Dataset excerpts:

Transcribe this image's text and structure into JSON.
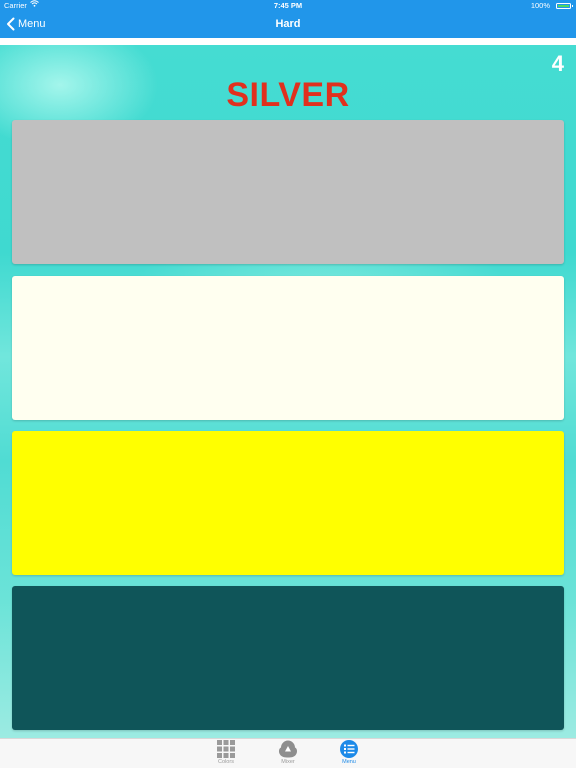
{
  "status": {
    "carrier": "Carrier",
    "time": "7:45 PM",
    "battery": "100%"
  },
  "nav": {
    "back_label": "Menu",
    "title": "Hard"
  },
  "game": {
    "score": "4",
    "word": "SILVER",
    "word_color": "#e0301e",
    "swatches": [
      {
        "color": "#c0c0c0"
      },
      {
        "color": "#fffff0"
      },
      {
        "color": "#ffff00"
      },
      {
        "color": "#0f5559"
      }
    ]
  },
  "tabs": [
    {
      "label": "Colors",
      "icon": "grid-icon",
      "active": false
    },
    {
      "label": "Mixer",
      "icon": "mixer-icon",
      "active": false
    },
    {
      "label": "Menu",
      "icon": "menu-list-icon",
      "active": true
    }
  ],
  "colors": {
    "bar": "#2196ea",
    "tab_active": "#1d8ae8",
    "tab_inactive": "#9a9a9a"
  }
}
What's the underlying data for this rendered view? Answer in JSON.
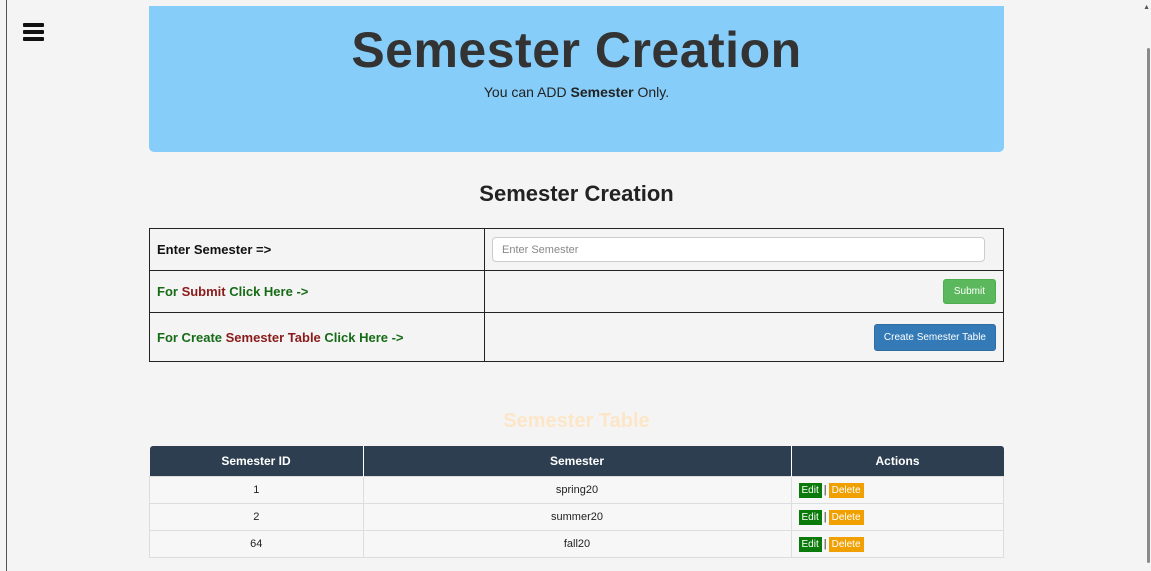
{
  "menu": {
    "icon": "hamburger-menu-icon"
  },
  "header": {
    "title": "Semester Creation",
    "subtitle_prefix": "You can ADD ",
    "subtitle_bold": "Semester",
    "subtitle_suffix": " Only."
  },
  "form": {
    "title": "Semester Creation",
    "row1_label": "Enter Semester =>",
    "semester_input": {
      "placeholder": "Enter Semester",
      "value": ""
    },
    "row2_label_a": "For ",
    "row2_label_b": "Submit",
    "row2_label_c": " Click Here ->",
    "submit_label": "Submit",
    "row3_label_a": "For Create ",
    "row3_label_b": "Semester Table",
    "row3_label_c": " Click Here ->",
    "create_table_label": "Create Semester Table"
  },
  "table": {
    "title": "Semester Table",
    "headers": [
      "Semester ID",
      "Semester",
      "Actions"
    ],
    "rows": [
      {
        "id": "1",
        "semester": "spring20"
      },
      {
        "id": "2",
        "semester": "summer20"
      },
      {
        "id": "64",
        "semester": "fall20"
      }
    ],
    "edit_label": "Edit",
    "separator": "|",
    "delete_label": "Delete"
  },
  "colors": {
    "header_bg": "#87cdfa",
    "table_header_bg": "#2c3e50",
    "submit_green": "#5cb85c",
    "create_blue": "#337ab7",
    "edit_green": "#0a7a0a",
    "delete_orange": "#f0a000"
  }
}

### Problem
Of the lines in the data, how many hold the string "Enter"? State the number, nothing else.

### Written response
2